• [Exercise goal]
From the entries below, list each line with "false".

• [Provided information]
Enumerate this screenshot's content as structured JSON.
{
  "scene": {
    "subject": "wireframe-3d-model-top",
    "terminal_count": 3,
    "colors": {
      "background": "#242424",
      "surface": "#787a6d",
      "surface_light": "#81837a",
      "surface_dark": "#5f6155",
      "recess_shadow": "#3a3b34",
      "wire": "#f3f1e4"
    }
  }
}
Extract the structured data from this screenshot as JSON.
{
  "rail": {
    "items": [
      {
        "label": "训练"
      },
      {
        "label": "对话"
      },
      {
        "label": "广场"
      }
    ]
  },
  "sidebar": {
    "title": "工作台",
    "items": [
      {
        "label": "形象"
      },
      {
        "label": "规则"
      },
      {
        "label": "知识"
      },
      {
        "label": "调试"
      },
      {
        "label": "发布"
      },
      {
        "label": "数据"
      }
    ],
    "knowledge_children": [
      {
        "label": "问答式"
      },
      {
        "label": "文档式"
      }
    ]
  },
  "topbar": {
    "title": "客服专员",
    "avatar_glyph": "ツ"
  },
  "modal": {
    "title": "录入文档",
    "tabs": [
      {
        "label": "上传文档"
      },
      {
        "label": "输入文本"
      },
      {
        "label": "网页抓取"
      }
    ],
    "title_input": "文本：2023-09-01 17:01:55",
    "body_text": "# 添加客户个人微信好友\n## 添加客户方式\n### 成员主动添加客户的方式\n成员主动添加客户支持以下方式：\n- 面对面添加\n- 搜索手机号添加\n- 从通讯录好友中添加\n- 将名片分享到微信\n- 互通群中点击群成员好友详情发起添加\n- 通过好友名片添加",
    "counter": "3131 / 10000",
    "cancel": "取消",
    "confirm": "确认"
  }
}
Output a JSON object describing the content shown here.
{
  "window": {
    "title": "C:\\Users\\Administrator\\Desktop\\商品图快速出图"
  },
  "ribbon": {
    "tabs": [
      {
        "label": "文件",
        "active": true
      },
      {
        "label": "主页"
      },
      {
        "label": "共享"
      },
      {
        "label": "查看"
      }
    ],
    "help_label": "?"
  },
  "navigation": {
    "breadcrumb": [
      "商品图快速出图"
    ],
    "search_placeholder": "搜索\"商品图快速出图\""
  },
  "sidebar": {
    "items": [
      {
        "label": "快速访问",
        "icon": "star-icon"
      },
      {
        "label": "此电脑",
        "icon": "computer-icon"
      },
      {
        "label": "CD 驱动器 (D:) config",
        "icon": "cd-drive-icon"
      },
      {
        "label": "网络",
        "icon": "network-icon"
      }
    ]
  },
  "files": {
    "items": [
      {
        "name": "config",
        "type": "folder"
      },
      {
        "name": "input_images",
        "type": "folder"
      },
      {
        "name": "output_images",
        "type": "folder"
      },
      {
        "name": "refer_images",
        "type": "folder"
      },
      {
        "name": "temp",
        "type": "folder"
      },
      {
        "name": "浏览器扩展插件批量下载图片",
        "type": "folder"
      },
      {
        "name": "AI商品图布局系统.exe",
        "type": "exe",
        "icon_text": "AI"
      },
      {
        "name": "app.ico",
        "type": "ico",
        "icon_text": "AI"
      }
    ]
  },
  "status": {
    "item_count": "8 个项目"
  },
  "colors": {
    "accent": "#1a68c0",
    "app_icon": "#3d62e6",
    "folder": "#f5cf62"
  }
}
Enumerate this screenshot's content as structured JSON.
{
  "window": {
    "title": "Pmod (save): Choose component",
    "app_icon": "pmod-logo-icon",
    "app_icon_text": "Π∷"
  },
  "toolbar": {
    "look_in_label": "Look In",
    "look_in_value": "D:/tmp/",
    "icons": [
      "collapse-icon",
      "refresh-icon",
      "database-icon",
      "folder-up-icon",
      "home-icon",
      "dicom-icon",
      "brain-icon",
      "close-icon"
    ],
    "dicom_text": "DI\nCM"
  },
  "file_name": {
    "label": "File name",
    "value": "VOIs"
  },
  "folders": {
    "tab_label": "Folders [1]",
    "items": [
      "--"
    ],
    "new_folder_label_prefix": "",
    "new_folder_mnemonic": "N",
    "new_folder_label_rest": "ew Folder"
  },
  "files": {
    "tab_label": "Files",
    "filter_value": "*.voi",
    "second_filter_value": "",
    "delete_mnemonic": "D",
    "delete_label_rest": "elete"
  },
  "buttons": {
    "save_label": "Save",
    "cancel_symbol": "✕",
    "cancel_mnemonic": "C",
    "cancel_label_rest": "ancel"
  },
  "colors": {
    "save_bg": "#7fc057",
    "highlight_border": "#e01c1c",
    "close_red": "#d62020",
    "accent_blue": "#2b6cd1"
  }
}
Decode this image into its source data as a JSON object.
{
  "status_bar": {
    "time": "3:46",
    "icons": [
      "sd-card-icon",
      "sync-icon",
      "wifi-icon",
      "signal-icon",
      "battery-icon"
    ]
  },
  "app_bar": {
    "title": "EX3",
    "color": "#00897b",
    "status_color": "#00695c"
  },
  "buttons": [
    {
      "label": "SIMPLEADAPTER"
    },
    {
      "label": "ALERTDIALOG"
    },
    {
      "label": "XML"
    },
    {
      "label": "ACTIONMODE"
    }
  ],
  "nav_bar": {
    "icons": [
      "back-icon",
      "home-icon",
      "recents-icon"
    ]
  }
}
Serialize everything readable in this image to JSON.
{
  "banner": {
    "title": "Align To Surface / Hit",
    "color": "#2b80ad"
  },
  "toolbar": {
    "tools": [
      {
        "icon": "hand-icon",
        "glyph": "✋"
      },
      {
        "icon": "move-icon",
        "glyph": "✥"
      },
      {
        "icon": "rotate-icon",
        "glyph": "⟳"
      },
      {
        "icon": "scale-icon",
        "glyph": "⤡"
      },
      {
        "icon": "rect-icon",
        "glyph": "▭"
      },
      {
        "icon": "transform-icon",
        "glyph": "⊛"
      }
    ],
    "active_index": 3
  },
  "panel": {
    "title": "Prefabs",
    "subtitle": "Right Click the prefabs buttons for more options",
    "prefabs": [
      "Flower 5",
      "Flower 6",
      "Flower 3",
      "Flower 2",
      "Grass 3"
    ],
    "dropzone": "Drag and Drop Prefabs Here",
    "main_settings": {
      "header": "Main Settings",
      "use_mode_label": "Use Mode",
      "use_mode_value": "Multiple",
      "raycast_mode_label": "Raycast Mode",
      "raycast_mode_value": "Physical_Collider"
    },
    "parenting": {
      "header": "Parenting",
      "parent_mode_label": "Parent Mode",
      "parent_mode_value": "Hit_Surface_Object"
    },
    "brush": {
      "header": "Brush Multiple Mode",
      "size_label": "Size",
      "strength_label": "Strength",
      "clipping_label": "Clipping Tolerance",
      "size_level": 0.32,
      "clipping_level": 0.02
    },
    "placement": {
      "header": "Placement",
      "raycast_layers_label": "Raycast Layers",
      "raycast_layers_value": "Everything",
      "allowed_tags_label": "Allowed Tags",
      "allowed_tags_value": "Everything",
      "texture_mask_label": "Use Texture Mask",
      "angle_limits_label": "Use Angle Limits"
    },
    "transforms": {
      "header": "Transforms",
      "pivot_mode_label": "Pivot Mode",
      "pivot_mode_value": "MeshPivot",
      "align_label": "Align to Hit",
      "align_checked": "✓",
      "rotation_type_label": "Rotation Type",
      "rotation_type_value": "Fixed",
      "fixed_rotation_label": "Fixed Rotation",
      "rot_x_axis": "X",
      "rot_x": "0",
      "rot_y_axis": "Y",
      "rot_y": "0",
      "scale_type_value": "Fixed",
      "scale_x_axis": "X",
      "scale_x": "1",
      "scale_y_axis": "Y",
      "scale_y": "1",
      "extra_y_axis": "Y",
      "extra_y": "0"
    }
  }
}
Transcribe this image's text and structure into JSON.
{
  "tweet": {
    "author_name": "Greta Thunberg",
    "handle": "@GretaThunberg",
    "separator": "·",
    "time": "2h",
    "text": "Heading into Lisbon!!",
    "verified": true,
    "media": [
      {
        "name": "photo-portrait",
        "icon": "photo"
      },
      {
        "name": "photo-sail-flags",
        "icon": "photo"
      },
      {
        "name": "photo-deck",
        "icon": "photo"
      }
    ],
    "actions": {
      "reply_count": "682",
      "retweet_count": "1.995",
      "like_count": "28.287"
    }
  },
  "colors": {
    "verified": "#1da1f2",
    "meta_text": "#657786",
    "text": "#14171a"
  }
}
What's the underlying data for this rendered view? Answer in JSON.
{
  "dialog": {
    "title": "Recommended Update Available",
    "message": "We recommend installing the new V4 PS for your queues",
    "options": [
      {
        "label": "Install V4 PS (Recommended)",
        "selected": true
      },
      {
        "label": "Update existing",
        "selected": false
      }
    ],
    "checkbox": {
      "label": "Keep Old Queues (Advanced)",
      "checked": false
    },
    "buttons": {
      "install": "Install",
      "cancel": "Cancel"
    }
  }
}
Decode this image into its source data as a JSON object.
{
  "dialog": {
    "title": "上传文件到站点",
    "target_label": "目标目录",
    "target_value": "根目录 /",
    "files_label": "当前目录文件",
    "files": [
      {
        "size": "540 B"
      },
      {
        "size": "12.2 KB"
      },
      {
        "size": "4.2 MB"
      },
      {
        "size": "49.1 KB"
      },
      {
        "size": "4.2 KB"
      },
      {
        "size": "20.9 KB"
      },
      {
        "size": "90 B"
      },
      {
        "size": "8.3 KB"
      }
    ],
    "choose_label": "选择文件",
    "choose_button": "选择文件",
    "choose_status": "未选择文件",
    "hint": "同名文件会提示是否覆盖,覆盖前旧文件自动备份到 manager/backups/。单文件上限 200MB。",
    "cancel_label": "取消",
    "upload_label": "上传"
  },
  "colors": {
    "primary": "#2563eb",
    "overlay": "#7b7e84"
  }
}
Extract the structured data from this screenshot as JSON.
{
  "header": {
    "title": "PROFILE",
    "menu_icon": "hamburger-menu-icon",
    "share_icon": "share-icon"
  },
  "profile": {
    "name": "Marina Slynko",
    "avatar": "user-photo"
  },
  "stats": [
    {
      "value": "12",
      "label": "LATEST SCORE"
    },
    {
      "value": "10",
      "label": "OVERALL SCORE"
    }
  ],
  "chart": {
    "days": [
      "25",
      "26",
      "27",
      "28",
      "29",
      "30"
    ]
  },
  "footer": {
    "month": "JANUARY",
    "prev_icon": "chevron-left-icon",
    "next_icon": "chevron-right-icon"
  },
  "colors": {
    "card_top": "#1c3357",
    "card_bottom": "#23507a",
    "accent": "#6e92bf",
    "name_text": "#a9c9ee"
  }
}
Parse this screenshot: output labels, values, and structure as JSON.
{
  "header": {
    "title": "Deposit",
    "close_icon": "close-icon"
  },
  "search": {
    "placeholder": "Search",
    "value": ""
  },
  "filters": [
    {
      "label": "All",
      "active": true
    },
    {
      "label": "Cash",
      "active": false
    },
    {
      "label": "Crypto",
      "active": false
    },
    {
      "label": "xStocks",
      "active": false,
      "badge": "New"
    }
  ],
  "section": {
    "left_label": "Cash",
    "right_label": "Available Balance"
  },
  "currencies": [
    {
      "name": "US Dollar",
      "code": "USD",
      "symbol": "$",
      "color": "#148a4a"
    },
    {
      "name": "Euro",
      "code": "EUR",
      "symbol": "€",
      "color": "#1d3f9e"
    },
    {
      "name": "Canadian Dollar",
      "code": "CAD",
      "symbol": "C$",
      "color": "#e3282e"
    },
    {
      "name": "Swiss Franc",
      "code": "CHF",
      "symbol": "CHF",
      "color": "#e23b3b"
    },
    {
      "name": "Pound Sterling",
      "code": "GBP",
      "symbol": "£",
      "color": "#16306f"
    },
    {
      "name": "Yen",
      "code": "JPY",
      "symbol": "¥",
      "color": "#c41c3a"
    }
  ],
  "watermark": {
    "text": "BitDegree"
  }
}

• [Response to the exercise]
        "selected": false
      "checked": false
      "active": false
      "active": false
      "active": false,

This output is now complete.